>> start
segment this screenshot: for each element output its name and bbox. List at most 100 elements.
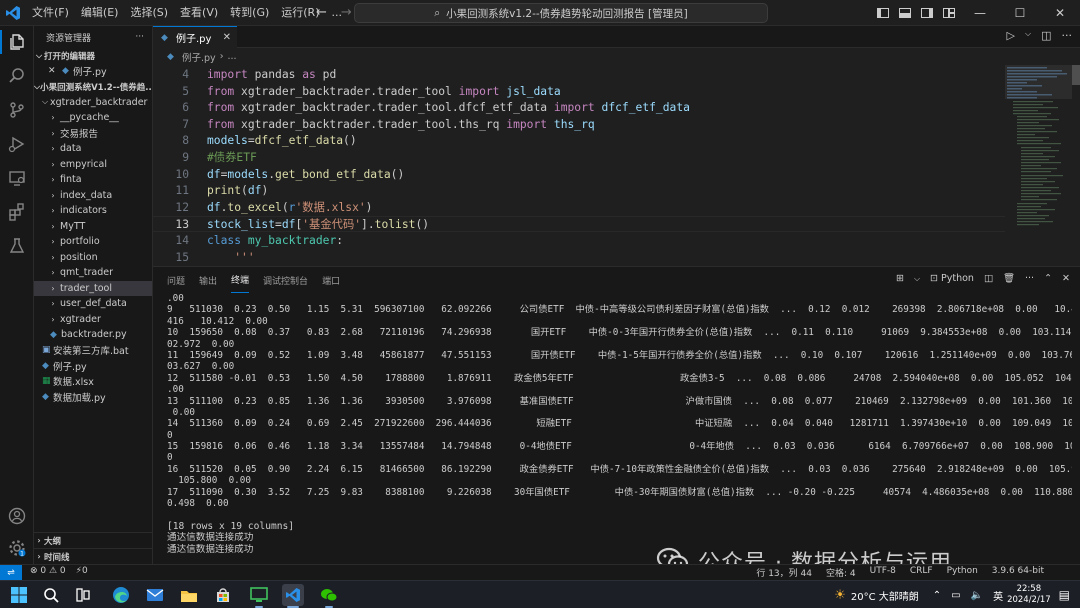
chevron-down-icon[interactable]: ⌵ [914, 274, 920, 284]
tray-chevron-up-icon[interactable]: ⌃ [933, 590, 941, 601]
trash-icon[interactable]: 🗑 [1003, 273, 1015, 284]
account-icon[interactable] [5, 504, 29, 528]
source-control-icon[interactable] [5, 98, 29, 122]
extensions-icon[interactable] [5, 200, 29, 224]
task-view-icon[interactable] [72, 584, 94, 606]
minimap[interactable] [1005, 65, 1075, 266]
file-item[interactable]: ◆ backtrader.py [34, 327, 152, 343]
breadcrumb-more[interactable]: ... [228, 51, 237, 62]
speaker-icon[interactable]: 🔈 [971, 590, 983, 601]
outline-section[interactable]: › 大纲 [34, 532, 152, 548]
toggle-secondary-sidebar-icon[interactable] [916, 0, 938, 26]
line-endings[interactable]: CRLF [910, 566, 933, 579]
menu-file[interactable]: 文件(F) [26, 0, 75, 26]
folder-item[interactable]: › MyTT [34, 219, 152, 235]
code-line[interactable]: 11 print(df) [153, 183, 1013, 199]
search-view-icon[interactable] [5, 64, 29, 88]
file-item[interactable]: ◆ 例子.py [34, 358, 152, 374]
tab-output[interactable]: 输出 [199, 267, 217, 293]
toggle-panel-icon[interactable] [894, 0, 916, 26]
folder-item[interactable]: › position [34, 250, 152, 266]
network-icon[interactable]: ▭ [951, 590, 960, 601]
run-debug-icon[interactable] [5, 132, 29, 156]
language-mode[interactable]: Python [947, 566, 978, 579]
code-line[interactable]: 7 from xgtrader_backtrader.trader_tool.th… [153, 117, 1013, 133]
folder-item[interactable]: › 交易报告 [34, 126, 152, 142]
timeline-section[interactable]: › 时间线 [34, 548, 152, 564]
folder-item[interactable]: › trader_tool [34, 280, 152, 296]
weather-widget[interactable]: ☀ 20°C 大部晴朗 [834, 588, 919, 603]
folder-item[interactable]: › qmt_trader [34, 265, 152, 281]
python-interpreter[interactable]: 3.9.6 64-bit [992, 566, 1044, 579]
remote-explorer-icon[interactable] [5, 166, 29, 190]
file-explorer-icon[interactable] [178, 584, 200, 606]
explorer-icon[interactable] [0, 30, 34, 54]
menu-selection[interactable]: 选择(S) [124, 0, 174, 26]
new-terminal-icon[interactable]: ⊞ [896, 273, 904, 284]
more-actions-icon[interactable]: ··· [135, 32, 144, 42]
testing-flask-icon[interactable] [5, 234, 29, 258]
mail-icon[interactable] [144, 584, 166, 606]
command-center[interactable]: ⌕ 小果回测系统v1.2--债券趋势轮动回测报告 [管理员] [354, 3, 768, 23]
file-item[interactable]: ▣ 安装第三方库.bat [34, 343, 152, 359]
code-editor[interactable]: 4 import pandas as pd 5 from xgtrader_backt… [153, 65, 1013, 266]
file-item[interactable]: ▦ 数据.xlsx [34, 374, 152, 390]
tab-terminal[interactable]: 终端 [231, 267, 250, 293]
code-line[interactable]: 15 ''' [153, 250, 1013, 266]
folder-item[interactable]: › data [34, 141, 152, 157]
folder-item[interactable]: › indicators [34, 203, 152, 219]
minimize-icon[interactable]: — [960, 0, 1000, 26]
terminal-shell-selector[interactable]: ⊡ Python [930, 273, 974, 284]
menu-view[interactable]: 查看(V) [174, 0, 224, 26]
edge-browser-icon[interactable] [110, 584, 132, 606]
toggle-primary-sidebar-icon[interactable] [872, 0, 894, 26]
close-panel-icon[interactable]: ✕ [1062, 273, 1070, 284]
menu-edit[interactable]: 编辑(E) [75, 0, 125, 26]
open-editors-section[interactable]: ⌵ 打开的编辑器 [34, 48, 152, 64]
editor-scrollbar[interactable] [1072, 65, 1080, 266]
tab-example-py[interactable]: ◆ 例子.py ✕ [153, 26, 237, 48]
menu-go[interactable]: 转到(G) [224, 0, 275, 26]
split-editor-icon[interactable]: ◫ [1041, 29, 1051, 42]
close-window-icon[interactable]: ✕ [1040, 0, 1080, 26]
problems-count[interactable]: ⊗ 0 ⚠ 0 [30, 566, 66, 576]
folder-item[interactable]: › empyrical [34, 157, 152, 173]
code-line[interactable]: 8 models=dfcf_etf_data() [153, 133, 1013, 149]
chevron-down-icon[interactable]: ⌵ [1025, 29, 1031, 42]
code-line[interactable]: 13 stock_list=df['基金代码'].tolist() [153, 216, 1013, 233]
cursor-position[interactable]: 行 13，列 44 [756, 566, 812, 579]
maximize-panel-icon[interactable]: ⌃ [1044, 273, 1052, 284]
windows-start-icon[interactable] [8, 584, 30, 606]
split-terminal-icon[interactable]: ◫ [984, 273, 993, 284]
terminal-output[interactable]: .00 9 511030 0.23 0.50 1.15 5.31 59630710… [167, 293, 1072, 563]
monitor-app-icon[interactable] [248, 584, 270, 608]
folder-item[interactable]: › user_def_data [34, 296, 152, 312]
workspace-section[interactable]: ⌵ 小果回测系统V1.2--债券趋... [34, 79, 152, 95]
folder-item[interactable]: › portfolio [34, 234, 152, 250]
notifications-icon[interactable]: ▤ [1059, 588, 1070, 602]
back-arrow-icon[interactable]: ← [316, 5, 327, 20]
settings-gear-icon[interactable]: 1 [5, 536, 29, 560]
folder-xgtrader-backtrader[interactable]: ⌵ xgtrader_backtrader [34, 95, 152, 111]
remote-indicator-icon[interactable]: ⇌ [0, 565, 22, 580]
scrollbar-thumb[interactable] [1072, 65, 1080, 85]
ports-count[interactable]: ⚡0 [76, 566, 88, 576]
code-line[interactable]: 14 class my_backtrader: [153, 233, 1013, 249]
run-python-file-icon[interactable]: ▷ [1007, 29, 1015, 42]
wechat-taskbar-icon[interactable] [318, 584, 340, 608]
code-line[interactable]: 10 df=models.get_bond_etf_data() [153, 167, 1013, 183]
more-actions-icon[interactable]: ··· [1025, 273, 1034, 284]
tab-debug-console[interactable]: 调试控制台 [263, 267, 308, 293]
store-icon[interactable] [212, 584, 234, 606]
more-actions-icon[interactable]: ··· [1062, 29, 1073, 42]
file-item[interactable]: ◆ 数据加载.py [34, 389, 152, 405]
close-tab-icon[interactable]: ✕ [223, 32, 231, 43]
vscode-taskbar-icon[interactable] [282, 584, 304, 608]
customize-layout-icon[interactable] [938, 0, 960, 26]
clock[interactable]: 22:58 2024/2/17 [1007, 584, 1051, 606]
file-encoding[interactable]: UTF-8 [870, 566, 896, 579]
maximize-icon[interactable]: ☐ [1000, 0, 1040, 26]
folder-item[interactable]: › __pycache__ [34, 110, 152, 126]
indentation[interactable]: 空格: 4 [826, 566, 856, 579]
tab-ports[interactable]: 端口 [322, 267, 340, 293]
>> end
• PROBLEM STATEMENT:
Can you write out the whole listing again with every "folder-item" changed to "directory-item", keeping everything else the same and leaving out the pictures?

• ANSWER TO THIS EXERCISE:
segment this screenshot: for each element output its name and bbox. List at most 100 elements.
chevron-down-icon[interactable]: ⌵ [914, 274, 920, 284]
tray-chevron-up-icon[interactable]: ⌃ [933, 590, 941, 601]
trash-icon[interactable]: 🗑 [1003, 273, 1015, 284]
account-icon[interactable] [5, 504, 29, 528]
source-control-icon[interactable] [5, 98, 29, 122]
extensions-icon[interactable] [5, 200, 29, 224]
task-view-icon[interactable] [72, 584, 94, 606]
minimap[interactable] [1005, 65, 1075, 266]
file-item[interactable]: ◆ backtrader.py [34, 327, 152, 343]
breadcrumb-more[interactable]: ... [228, 51, 237, 62]
speaker-icon[interactable]: 🔈 [971, 590, 983, 601]
outline-section[interactable]: › 大纲 [34, 532, 152, 548]
toggle-secondary-sidebar-icon[interactable] [916, 0, 938, 26]
line-endings[interactable]: CRLF [910, 566, 933, 579]
menu-file[interactable]: 文件(F) [26, 0, 75, 26]
directory-item[interactable]: › MyTT [34, 219, 152, 235]
code-line[interactable]: 11 print(df) [153, 183, 1013, 199]
search-view-icon[interactable] [5, 64, 29, 88]
file-item[interactable]: ◆ 例子.py [34, 358, 152, 374]
tab-output[interactable]: 输出 [199, 267, 217, 293]
toggle-panel-icon[interactable] [894, 0, 916, 26]
directory-item[interactable]: › position [34, 250, 152, 266]
network-icon[interactable]: ▭ [951, 590, 960, 601]
run-debug-icon[interactable] [5, 132, 29, 156]
language-mode[interactable]: Python [947, 566, 978, 579]
code-line[interactable]: 7 from xgtrader_backtrader.trader_tool.th… [153, 117, 1013, 133]
directory-item[interactable]: › 交易报告 [34, 126, 152, 142]
timeline-section[interactable]: › 时间线 [34, 548, 152, 564]
directory-item[interactable]: › trader_tool [34, 280, 152, 296]
weather-widget[interactable]: ☀ 20°C 大部晴朗 [834, 588, 919, 603]
directory-item[interactable]: › qmt_trader [34, 265, 152, 281]
python-interpreter[interactable]: 3.9.6 64-bit [992, 566, 1044, 579]
remote-explorer-icon[interactable] [5, 166, 29, 190]
file-explorer-icon[interactable] [178, 584, 200, 606]
explorer-icon[interactable] [0, 30, 34, 54]
menu-selection[interactable]: 选择(S) [124, 0, 174, 26]
new-terminal-icon[interactable]: ⊞ [896, 273, 904, 284]
more-actions-icon[interactable]: ··· [135, 32, 144, 42]
testing-flask-icon[interactable] [5, 234, 29, 258]
mail-icon[interactable] [144, 584, 166, 606]
command-center[interactable]: ⌕ 小果回测系统v1.2--债券趋势轮动回测报告 [管理员] [354, 3, 768, 23]
file-item[interactable]: ▣ 安装第三方库.bat [34, 343, 152, 359]
code-editor[interactable]: 4 import pandas as pd 5 from xgtrader_backt… [153, 65, 1013, 266]
file-item[interactable]: ▦ 数据.xlsx [34, 374, 152, 390]
tab-terminal[interactable]: 终端 [231, 267, 250, 293]
code-line[interactable]: 15 ''' [153, 250, 1013, 266]
directory-item[interactable]: › data [34, 141, 152, 157]
directory-item[interactable]: › indicators [34, 203, 152, 219]
minimize-icon[interactable]: — [960, 0, 1000, 26]
terminal-shell-selector[interactable]: ⊡ Python [930, 273, 974, 284]
menu-view[interactable]: 查看(V) [174, 0, 224, 26]
edge-browser-icon[interactable] [110, 584, 132, 606]
toggle-primary-sidebar-icon[interactable] [872, 0, 894, 26]
close-panel-icon[interactable]: ✕ [1062, 273, 1070, 284]
menu-edit[interactable]: 编辑(E) [75, 0, 125, 26]
open-editors-section[interactable]: ⌵ 打开的编辑器 [34, 48, 152, 64]
editor-scrollbar[interactable] [1072, 65, 1080, 266]
tab-example-py[interactable]: ◆ 例子.py ✕ [153, 26, 237, 48]
menu-go[interactable]: 转到(G) [224, 0, 275, 26]
split-editor-icon[interactable]: ◫ [1041, 29, 1051, 42]
close-window-icon[interactable]: ✕ [1040, 0, 1080, 26]
problems-count[interactable]: ⊗ 0 ⚠ 0 [30, 566, 66, 576]
directory-item[interactable]: › empyrical [34, 157, 152, 173]
code-line[interactable]: 8 models=dfcf_etf_data() [153, 133, 1013, 149]
chevron-down-icon[interactable]: ⌵ [1025, 29, 1031, 42]
code-line[interactable]: 13 stock_list=df['基金代码'].tolist() [153, 216, 1013, 233]
cursor-position[interactable]: 行 13，列 44 [756, 566, 812, 579]
maximize-panel-icon[interactable]: ⌃ [1044, 273, 1052, 284]
windows-start-icon[interactable] [8, 584, 30, 606]
split-terminal-icon[interactable]: ◫ [984, 273, 993, 284]
terminal-output[interactable]: .00 9 511030 0.23 0.50 1.15 5.31 59630710… [167, 293, 1072, 563]
monitor-app-icon[interactable] [248, 584, 270, 608]
directory-item[interactable]: › user_def_data [34, 296, 152, 312]
workspace-section[interactable]: ⌵ 小果回测系统V1.2--债券趋... [34, 79, 152, 95]
directory-item[interactable]: › portfolio [34, 234, 152, 250]
notifications-icon[interactable]: ▤ [1059, 588, 1070, 602]
back-arrow-icon[interactable]: ← [316, 5, 327, 20]
settings-gear-icon[interactable]: 1 [5, 536, 29, 560]
folder-xgtrader-backtrader[interactable]: ⌵ xgtrader_backtrader [34, 95, 152, 111]
remote-indicator-icon[interactable]: ⇌ [0, 565, 22, 580]
scrollbar-thumb[interactable] [1072, 65, 1080, 85]
ports-count[interactable]: ⚡0 [76, 566, 88, 576]
code-line[interactable]: 14 class my_backtrader: [153, 233, 1013, 249]
run-python-file-icon[interactable]: ▷ [1007, 29, 1015, 42]
wechat-taskbar-icon[interactable] [318, 584, 340, 608]
code-line[interactable]: 10 df=models.get_bond_etf_data() [153, 167, 1013, 183]
more-actions-icon[interactable]: ··· [1025, 273, 1034, 284]
tab-debug-console[interactable]: 调试控制台 [263, 267, 308, 293]
store-icon[interactable] [212, 584, 234, 606]
more-actions-icon[interactable]: ··· [1062, 29, 1073, 42]
file-item[interactable]: ◆ 数据加载.py [34, 389, 152, 405]
close-tab-icon[interactable]: ✕ [223, 32, 231, 43]
vscode-taskbar-icon[interactable] [282, 584, 304, 608]
customize-layout-icon[interactable] [938, 0, 960, 26]
clock[interactable]: 22:58 2024/2/17 [1007, 584, 1051, 606]
file-encoding[interactable]: UTF-8 [870, 566, 896, 579]
maximize-icon[interactable]: ☐ [1000, 0, 1040, 26]
directory-item[interactable]: › __pycache__ [34, 110, 152, 126]
indentation[interactable]: 空格: 4 [826, 566, 856, 579]
tab-ports[interactable]: 端口 [322, 267, 340, 293]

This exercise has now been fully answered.